— start of Records supplied —
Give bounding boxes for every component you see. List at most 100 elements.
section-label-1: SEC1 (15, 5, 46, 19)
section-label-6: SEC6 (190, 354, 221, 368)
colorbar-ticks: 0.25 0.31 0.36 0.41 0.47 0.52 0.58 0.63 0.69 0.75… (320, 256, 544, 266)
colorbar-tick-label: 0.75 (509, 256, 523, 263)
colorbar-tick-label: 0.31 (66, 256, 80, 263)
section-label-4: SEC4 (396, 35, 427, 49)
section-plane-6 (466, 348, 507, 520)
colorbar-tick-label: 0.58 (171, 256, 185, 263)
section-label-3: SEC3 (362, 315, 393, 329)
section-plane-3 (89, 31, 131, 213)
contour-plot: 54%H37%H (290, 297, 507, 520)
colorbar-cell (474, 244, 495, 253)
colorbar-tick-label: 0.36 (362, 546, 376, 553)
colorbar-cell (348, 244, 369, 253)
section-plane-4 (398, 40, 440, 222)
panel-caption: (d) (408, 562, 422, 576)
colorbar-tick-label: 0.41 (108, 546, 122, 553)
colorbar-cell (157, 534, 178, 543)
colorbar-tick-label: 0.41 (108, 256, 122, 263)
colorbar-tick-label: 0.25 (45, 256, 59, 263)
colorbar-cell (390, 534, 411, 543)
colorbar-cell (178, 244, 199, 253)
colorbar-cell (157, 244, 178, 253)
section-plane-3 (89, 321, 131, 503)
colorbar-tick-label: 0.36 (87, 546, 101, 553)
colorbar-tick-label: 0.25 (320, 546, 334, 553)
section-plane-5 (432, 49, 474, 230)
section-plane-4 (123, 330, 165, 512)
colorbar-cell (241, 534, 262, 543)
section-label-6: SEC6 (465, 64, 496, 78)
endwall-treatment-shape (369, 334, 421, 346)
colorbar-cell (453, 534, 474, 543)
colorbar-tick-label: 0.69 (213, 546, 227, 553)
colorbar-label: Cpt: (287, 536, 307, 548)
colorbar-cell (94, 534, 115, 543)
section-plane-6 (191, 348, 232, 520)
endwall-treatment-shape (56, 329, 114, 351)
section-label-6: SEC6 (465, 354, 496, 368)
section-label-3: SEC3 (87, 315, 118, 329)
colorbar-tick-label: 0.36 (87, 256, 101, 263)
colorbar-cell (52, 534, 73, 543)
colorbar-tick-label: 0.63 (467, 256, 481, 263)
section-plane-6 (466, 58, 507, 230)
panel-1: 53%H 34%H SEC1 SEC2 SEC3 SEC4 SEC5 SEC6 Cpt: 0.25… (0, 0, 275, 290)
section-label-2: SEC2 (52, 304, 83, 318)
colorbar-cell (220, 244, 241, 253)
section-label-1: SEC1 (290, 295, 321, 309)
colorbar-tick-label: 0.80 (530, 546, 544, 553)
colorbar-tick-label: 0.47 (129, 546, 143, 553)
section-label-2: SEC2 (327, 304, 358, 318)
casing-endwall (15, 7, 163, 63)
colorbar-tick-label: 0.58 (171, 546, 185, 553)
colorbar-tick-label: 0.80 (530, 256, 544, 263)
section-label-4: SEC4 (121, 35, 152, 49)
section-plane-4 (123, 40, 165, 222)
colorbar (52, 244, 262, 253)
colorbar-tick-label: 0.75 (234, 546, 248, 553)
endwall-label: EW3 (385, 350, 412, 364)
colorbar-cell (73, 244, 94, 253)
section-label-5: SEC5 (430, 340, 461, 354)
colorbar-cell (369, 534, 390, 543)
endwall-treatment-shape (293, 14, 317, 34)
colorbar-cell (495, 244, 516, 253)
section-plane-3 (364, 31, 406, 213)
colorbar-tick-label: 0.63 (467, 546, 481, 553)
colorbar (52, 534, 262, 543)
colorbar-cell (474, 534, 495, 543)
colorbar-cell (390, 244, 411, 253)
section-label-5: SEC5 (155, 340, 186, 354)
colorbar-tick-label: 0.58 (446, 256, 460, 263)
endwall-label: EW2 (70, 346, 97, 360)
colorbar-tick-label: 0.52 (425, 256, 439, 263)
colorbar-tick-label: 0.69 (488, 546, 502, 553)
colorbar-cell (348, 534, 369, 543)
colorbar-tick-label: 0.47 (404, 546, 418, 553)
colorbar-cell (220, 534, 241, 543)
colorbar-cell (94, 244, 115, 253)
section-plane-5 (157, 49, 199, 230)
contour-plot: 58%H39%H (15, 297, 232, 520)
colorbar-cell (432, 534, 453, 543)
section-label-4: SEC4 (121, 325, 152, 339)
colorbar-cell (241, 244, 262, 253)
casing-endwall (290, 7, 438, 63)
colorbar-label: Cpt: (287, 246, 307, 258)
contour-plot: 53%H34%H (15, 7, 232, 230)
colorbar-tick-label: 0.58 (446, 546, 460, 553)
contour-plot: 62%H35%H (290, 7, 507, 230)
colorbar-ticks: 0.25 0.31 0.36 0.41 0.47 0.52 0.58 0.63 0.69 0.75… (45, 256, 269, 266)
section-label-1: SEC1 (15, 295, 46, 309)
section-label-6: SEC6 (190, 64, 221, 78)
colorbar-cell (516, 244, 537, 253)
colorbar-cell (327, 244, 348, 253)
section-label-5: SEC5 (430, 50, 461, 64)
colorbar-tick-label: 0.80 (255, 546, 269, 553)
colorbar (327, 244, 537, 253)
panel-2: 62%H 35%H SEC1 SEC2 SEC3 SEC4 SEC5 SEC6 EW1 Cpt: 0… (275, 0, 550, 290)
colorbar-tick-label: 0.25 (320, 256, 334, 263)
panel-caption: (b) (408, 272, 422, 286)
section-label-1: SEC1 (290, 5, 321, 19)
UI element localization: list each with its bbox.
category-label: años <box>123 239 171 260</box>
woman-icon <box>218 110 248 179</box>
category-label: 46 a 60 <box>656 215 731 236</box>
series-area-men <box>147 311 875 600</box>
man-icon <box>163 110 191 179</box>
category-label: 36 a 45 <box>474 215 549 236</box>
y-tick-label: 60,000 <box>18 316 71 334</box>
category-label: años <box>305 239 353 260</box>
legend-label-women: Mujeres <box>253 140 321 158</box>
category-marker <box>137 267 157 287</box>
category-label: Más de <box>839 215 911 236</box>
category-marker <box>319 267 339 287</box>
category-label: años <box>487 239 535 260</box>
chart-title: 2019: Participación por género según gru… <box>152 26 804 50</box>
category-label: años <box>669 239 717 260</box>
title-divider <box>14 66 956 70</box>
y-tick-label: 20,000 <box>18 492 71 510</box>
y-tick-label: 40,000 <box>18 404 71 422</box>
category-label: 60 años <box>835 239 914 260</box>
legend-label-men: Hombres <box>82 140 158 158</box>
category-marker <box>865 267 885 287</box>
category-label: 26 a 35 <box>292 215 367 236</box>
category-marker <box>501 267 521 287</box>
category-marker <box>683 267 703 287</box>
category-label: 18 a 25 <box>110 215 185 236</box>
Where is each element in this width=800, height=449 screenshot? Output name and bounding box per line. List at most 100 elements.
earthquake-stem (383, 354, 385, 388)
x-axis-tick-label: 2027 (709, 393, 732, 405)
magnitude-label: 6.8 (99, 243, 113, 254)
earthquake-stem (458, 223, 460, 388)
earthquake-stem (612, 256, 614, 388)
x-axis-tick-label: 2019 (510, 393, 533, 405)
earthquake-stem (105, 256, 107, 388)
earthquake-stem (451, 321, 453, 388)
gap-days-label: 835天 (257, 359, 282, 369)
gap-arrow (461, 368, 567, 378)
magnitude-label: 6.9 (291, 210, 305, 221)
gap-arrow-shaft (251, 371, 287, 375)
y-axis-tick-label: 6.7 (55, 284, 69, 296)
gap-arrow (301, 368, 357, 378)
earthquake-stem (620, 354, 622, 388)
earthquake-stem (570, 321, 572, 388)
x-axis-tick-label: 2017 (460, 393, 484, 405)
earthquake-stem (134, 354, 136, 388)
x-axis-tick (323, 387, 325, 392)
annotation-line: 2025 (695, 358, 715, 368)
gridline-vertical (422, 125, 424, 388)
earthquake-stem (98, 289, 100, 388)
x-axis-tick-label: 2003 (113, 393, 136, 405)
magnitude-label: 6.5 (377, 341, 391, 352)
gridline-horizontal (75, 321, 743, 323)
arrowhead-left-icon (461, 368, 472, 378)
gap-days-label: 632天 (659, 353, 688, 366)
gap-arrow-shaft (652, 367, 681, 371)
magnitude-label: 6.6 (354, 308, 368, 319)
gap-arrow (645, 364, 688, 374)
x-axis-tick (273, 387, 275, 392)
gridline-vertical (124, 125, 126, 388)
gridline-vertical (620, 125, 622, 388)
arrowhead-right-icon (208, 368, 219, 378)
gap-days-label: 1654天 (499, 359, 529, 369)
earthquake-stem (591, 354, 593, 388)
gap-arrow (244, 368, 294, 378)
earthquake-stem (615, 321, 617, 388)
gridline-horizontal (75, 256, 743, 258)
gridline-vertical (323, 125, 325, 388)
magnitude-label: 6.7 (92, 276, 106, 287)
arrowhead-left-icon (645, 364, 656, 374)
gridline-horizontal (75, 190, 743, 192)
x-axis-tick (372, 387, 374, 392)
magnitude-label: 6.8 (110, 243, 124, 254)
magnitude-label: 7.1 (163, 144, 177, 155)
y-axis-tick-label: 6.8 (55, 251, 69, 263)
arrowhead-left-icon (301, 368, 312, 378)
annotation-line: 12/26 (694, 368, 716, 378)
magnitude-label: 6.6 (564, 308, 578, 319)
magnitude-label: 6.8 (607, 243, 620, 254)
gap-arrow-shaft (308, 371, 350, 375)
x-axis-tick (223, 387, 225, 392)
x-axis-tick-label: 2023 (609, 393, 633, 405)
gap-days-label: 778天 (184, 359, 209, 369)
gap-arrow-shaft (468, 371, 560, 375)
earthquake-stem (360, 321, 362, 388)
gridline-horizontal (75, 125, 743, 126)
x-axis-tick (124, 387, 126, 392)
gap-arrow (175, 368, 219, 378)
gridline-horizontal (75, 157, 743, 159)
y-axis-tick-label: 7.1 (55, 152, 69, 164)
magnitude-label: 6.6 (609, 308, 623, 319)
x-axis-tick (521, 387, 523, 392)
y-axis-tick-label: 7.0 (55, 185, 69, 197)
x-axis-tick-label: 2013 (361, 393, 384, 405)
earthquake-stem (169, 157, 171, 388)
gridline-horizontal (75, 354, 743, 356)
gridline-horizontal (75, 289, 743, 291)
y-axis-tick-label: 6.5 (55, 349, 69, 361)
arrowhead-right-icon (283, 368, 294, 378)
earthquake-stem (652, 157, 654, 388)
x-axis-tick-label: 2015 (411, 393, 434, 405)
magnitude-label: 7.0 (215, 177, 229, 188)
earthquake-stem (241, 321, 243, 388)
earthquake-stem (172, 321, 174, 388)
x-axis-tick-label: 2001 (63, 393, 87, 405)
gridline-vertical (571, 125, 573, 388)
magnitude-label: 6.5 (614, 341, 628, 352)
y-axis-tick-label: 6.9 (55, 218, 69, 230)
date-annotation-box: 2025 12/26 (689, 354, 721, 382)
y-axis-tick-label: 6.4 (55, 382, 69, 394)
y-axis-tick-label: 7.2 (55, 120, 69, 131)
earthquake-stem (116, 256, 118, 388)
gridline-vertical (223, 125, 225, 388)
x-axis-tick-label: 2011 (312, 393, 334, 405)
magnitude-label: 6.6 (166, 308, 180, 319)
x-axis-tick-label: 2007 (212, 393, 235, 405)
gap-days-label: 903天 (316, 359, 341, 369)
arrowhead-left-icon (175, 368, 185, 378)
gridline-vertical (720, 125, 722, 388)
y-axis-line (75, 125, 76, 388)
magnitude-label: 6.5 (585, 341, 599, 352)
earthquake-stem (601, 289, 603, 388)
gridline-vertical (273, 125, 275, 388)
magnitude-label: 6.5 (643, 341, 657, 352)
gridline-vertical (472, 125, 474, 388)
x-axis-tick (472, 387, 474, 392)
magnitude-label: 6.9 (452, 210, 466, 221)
— end of Records supplied —
:: Given problem ::
Write out the records from their first line through the line containing "section-plane-6 (191, 348, 232, 520)", with both ends included and every line copied without changes.

:: Problem solution ::
Give bounding boxes for every component you see. List at most 100 elements.
section-label-1: SEC1 (15, 5, 46, 19)
section-label-6: SEC6 (190, 354, 221, 368)
colorbar-ticks: 0.25 0.31 0.36 0.41 0.47 0.52 0.58 0.63 0.69 0.75… (320, 256, 544, 266)
colorbar-tick-label: 0.75 (509, 256, 523, 263)
colorbar-tick-label: 0.31 (66, 256, 80, 263)
section-label-4: SEC4 (396, 35, 427, 49)
section-plane-6 (466, 348, 507, 520)
colorbar-tick-label: 0.58 (171, 256, 185, 263)
section-label-3: SEC3 (362, 315, 393, 329)
section-plane-3 (89, 31, 131, 213)
contour-plot: 54%H37%H (290, 297, 507, 520)
colorbar-cell (474, 244, 495, 253)
colorbar-tick-label: 0.36 (362, 546, 376, 553)
colorbar-cell (348, 244, 369, 253)
section-plane-4 (398, 40, 440, 222)
panel-caption: (d) (408, 562, 422, 576)
colorbar-tick-label: 0.41 (108, 546, 122, 553)
colorbar-cell (157, 534, 178, 543)
colorbar-tick-label: 0.41 (108, 256, 122, 263)
colorbar-tick-label: 0.25 (45, 256, 59, 263)
colorbar-cell (390, 534, 411, 543)
colorbar-cell (178, 244, 199, 253)
colorbar-cell (157, 244, 178, 253)
section-plane-3 (89, 321, 131, 503)
colorbar-tick-label: 0.36 (87, 546, 101, 553)
colorbar-tick-label: 0.25 (320, 546, 334, 553)
section-plane-5 (432, 49, 474, 230)
section-plane-4 (123, 330, 165, 512)
colorbar-cell (241, 534, 262, 543)
section-label-6: SEC6 (465, 64, 496, 78)
endwall-treatment-shape (369, 334, 421, 346)
colorbar-cell (453, 534, 474, 543)
colorbar-tick-label: 0.69 (213, 546, 227, 553)
colorbar-label: Cpt: (287, 536, 307, 548)
colorbar-cell (94, 534, 115, 543)
section-plane-6 (191, 348, 232, 520)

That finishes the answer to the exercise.